>> Begin PASSAGE TO READ

This doesn’t mean that Italy will form a new government as quickly. Indeed, the referendum might mean several months under a caretaker government, as I explain here.
What were Italians voting on?
Italians were voting on a package of reforms that would have done three main things.
- First, the reforms would have changed the Senate from an elected body with the same powers as the Chamber of Deputies, to a much smaller and less powerful indirectly elected body drawn from regional and municipal councils.
- Second, the reforms would have changed the balance of power between the central government and the regions, ending areas of overlap of responsibilities.
- Third, the reforms would have abolished a consultative organ called the National Economic and Labor Council, a hangover from Italy’s corporatist past.
Each of these measures polled well individually, but the reform was less popular than the sum of its parts. During the campaign, Renzi promised that he would resign as prime minister if the reforms were rejected. This gave voters who were disappointed with his government a reason to vote against the proposals.
According to one poll, almost 60 percent of voters said that they would base their vote on their evaluation of the government rather than their evaluation of the reform.
High turnout didn’t help the government
Turnout was relatively high in the referendum: 68.5 percent of voters in Italy (and 30.7 percent of Italians abroad) voted. This is higher than turnout in the two most recent previous constitutional referendums, in 2001 (34 percent) and 2006 (52 percent), and higher than expected. Not all polls asked about turnout, but recent polls which did suggested turnout would be about 55 percent.

>> End PASSAGE TO READ
>> Begin DATA PROVIDED

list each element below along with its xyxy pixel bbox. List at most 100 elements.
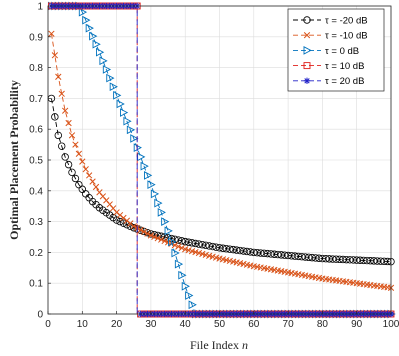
series-1 (48, 30, 395, 291)
data-point-marker (92, 183, 100, 191)
data-point-marker (72, 141, 79, 148)
x-tick-label: 40 (180, 319, 192, 330)
data-point-marker (181, 281, 190, 291)
data-point-marker (171, 248, 180, 258)
y-tick-label: 0.5 (29, 156, 43, 167)
data-point-marker (130, 134, 139, 143)
y-tick-label: 0.4 (29, 186, 43, 197)
x-tick-label: 50 (214, 319, 226, 330)
data-point-marker (58, 90, 65, 97)
data-point-marker (184, 238, 193, 246)
y-tick-label: 0.2 (29, 248, 43, 259)
y-tick-label: 1 (37, 2, 43, 13)
data-point-marker (51, 113, 59, 121)
data-point-marker (68, 168, 76, 177)
data-point-marker (113, 90, 122, 100)
y-tick-label: 0.3 (29, 217, 43, 228)
series-line (50, 98, 392, 263)
data-point-marker (191, 239, 200, 248)
data-point-marker (54, 131, 62, 140)
data-point-marker (58, 142, 66, 150)
data-point-marker (140, 161, 149, 171)
x-axis-label-variable: n (242, 338, 248, 352)
legend-marker (303, 77, 311, 84)
data-point-marker (51, 52, 59, 59)
x-axis-label-text: File Index (190, 338, 242, 352)
data-point-marker (123, 116, 132, 126)
y-tick-label: 0 (37, 310, 43, 321)
x-tick-label: 90 (351, 319, 363, 330)
data-point-marker (89, 178, 96, 185)
series-line (51, 5, 391, 315)
y-tick-label: 0.1 (29, 279, 43, 290)
data-point-marker (157, 208, 166, 217)
data-point-marker (161, 237, 168, 245)
data-point-marker (96, 47, 105, 57)
data-point-marker (181, 237, 189, 246)
data-point-marker (116, 99, 125, 109)
data-point-marker (64, 160, 73, 169)
data-point-marker (161, 217, 170, 226)
legend-label: τ = 10 dB (325, 61, 364, 72)
y-tick-label: 0.8 (29, 63, 43, 74)
data-point-marker (147, 232, 155, 239)
x-axis-label: File Index n (190, 338, 248, 352)
data-point-marker (78, 7, 88, 17)
y-tick-label: 0.7 (29, 94, 43, 105)
series-0 (47, 94, 395, 266)
legend-item: τ = 0 dB (293, 46, 359, 57)
x-tick-label: 100 (383, 319, 399, 330)
data-point-marker (106, 73, 115, 83)
data-point-marker (144, 230, 151, 237)
legend-label: τ = 20 dB (325, 76, 364, 87)
data-point-marker (109, 82, 118, 92)
y-tick-label: 0.6 (29, 125, 43, 136)
data-point-marker (174, 259, 184, 269)
data-point-marker (174, 236, 183, 244)
legend: τ = -20 dB τ = -10 dB τ = 0 dB τ = 10 dB τ =… (287, 8, 385, 92)
data-point-marker (202, 241, 210, 250)
data-point-marker (140, 228, 148, 235)
legend-marker (303, 16, 311, 24)
data-point-marker (85, 23, 94, 33)
data-point-marker (150, 189, 160, 199)
data-point-marker (92, 39, 101, 49)
data-point-marker (75, 150, 83, 157)
x-tick-label: 20 (111, 319, 123, 330)
x-tick-label: 80 (317, 319, 329, 330)
data-point-marker (198, 240, 207, 249)
data-point-marker (168, 237, 177, 247)
data-point-marker (55, 73, 62, 80)
data-point-marker (112, 216, 121, 224)
data-point-marker (158, 236, 165, 243)
data-point-marker (99, 56, 108, 66)
data-point-marker (140, 227, 148, 236)
data-point-marker (164, 226, 173, 236)
data-point-marker (116, 217, 124, 226)
data-point-marker (212, 243, 220, 251)
tick-layer: 0 10 20 30 40 50 60 70 80 90 100 0 0.1 0.2 0.3 0.4 0.5 0.… (29, 2, 399, 331)
x-tick-label: 10 (77, 319, 89, 330)
legend-marker (303, 62, 311, 70)
data-point-marker (68, 132, 76, 139)
data-point-marker (175, 243, 182, 250)
data-point-marker (151, 233, 158, 240)
data-point-marker (61, 107, 69, 114)
data-point-marker (178, 244, 185, 252)
legend-marker (303, 32, 311, 39)
data-point-marker (144, 171, 153, 180)
data-point-marker (205, 242, 213, 250)
data-point-marker (188, 300, 197, 310)
data-point-marker (126, 125, 136, 135)
data-point-marker (147, 180, 156, 189)
data-point-marker (137, 226, 144, 234)
y-axis-label: Optimal Placement Probability (7, 80, 21, 240)
legend-label: τ = -20 dB (325, 15, 368, 26)
legend-marker (303, 46, 312, 55)
data-point-marker (89, 31, 98, 41)
data-point-marker (65, 119, 72, 127)
data-point-marker (86, 172, 93, 179)
data-point-marker (195, 240, 203, 248)
data-point-marker (61, 153, 69, 161)
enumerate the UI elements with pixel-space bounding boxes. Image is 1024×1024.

>> End DATA PROVIDED

▶ **EXERCISE 1**
In the passage on the Italian referendum, why did Renzi's campaign promise give some voters a reason to reject the reforms? Answer in one to three sentences.
▶ **EXERCISE 2**
Transcribe the passage on the Italian referendum from "This doesn’t mean" up to and including "Italy’s corporatist past.".
▶ **EXERCISE 3**
Go on with the passage on the Italian constitutional referendum, picking up after its final sentence.

▶ **EXPECTED ANSWER 1**
During the campaign, Renzi promised to resign as prime minister if the reforms were rejected. That gave voters who were disappointed with his government a reason to vote against the proposals.

▶ **EXPECTED ANSWER 2**
This doesn’t mean that Italy will form a new government as quickly. Indeed, the referendum might mean several months under a caretaker government, as I explain here.
What were Italians voting on?
Italians were voting on a package of reforms that would have done three main things.
- First, the reforms would have changed the Senate from an elected body with the same powers as the Chamber of Deputies, to a much smaller and less powerful indirectly elected body drawn from regional and municipal councils.
- Second, the reforms would have changed the balance of power between the central government and the regions, ending areas of overlap of responsibilities.
- Third, the reforms would have abolished a consultative organ called the National Economic and Labor Council, a hangover from Italy’s corporatist past.

▶ **EXPECTED ANSWER 3**
The government had suggested that high turnout would help the Yes campaign. They argued that support for No was loud but shallow. This argument was also made about support for Brexit in the United Kingdom’s referendum earlier this year, and, just as in the United Kingdom, higher turnout merely meant greater rejection of the government.
The polls did badly again, but will escape criticism
Polls conducted earlier in the campaign (Italy bans the publication of polls in the two weeks preceding elections) had estimated support for No at about 55 percent. In the days before the referendum, there were rumors of private polls that showed a tightening of the race. The polls therefore underestimated the strength of the No campaign by five percentage points or more.
The exit polls also overestimated support for Yes, but not by so much. However, because both the campaign polls and the exit polls correctly identified the “winner” of the referendum, there is not likely to be a polling inquest of the kind seen in other countries.
The geography of the vote was driven by party loyalty
The areas that voted in favor of the reforms were more or less the areas that would have been expected to vote in favor — areas that tended already to support either Renzi’s party or the various other centrist parties that both supported the Renzi government and the proposed reforms.
The graph below shows the relationship between the Yes vote in the referendum and the share of the vote won by Renzi’s party in the 2013 general elections. (I’ve excluded two regions with slightly different party systems — Trentino-Alto Adige and Valle d’Aosta).
(The Democratic Party’s vote in 2013 and the Yes vote in 2016)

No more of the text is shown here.